- Task inputs -
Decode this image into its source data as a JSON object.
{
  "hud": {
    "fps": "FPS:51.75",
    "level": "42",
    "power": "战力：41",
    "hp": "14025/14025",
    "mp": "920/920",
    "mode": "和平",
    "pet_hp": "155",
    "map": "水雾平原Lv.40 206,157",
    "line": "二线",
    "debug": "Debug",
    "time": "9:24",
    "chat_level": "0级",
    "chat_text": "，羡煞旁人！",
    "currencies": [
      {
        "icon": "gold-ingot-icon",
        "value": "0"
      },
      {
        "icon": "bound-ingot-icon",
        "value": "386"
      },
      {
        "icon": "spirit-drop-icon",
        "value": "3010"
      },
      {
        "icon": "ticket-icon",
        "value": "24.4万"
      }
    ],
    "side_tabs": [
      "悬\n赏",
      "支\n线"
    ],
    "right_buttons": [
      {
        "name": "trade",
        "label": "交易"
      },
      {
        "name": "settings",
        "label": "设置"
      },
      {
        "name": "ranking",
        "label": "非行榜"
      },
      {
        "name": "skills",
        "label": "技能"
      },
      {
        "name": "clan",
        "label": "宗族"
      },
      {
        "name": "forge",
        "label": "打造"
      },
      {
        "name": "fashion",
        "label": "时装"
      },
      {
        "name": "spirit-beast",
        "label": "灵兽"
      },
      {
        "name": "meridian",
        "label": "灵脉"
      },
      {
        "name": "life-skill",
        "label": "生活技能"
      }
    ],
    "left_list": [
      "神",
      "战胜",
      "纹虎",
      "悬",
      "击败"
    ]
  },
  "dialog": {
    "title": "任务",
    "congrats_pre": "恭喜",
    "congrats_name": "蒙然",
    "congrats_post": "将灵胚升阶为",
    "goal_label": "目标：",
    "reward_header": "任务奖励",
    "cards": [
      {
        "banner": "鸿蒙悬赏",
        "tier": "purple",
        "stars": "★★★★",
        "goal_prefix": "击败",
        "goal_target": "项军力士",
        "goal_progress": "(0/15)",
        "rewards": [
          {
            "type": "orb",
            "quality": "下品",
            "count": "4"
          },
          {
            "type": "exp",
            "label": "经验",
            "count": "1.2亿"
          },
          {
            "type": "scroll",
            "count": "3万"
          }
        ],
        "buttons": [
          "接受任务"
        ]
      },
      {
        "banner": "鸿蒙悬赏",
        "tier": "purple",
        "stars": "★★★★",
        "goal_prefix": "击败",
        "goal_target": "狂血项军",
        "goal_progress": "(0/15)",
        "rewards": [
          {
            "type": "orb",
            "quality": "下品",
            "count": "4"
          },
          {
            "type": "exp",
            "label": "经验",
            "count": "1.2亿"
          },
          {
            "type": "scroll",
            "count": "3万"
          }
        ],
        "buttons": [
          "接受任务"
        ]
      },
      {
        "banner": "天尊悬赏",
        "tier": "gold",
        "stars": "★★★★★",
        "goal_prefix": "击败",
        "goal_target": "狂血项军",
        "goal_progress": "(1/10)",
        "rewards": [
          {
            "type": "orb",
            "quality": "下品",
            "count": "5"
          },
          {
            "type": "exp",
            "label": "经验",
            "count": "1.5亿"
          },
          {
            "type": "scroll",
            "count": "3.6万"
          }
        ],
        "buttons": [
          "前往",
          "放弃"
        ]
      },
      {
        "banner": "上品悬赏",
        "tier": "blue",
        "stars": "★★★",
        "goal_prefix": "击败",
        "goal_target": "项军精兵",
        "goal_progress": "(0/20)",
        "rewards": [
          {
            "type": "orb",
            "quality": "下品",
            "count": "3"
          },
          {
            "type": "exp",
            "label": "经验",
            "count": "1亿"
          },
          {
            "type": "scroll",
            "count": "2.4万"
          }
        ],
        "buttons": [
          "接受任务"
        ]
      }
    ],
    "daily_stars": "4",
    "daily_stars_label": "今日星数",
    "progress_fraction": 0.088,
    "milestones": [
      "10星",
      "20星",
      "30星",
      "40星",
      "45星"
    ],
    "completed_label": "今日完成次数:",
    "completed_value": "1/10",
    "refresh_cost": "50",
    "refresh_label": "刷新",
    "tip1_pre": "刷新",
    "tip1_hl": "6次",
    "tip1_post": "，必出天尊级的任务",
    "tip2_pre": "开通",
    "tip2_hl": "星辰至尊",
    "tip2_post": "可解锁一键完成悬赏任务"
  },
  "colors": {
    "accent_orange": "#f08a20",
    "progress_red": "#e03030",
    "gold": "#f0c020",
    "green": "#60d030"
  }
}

- Do this -
Report each line in the data that holds the word "icon".

- Exercise result -
        "icon": "gold-ingot-icon",
        "icon": "bound-ingot-icon",
        "icon": "spirit-drop-icon",
        "icon": "ticket-icon",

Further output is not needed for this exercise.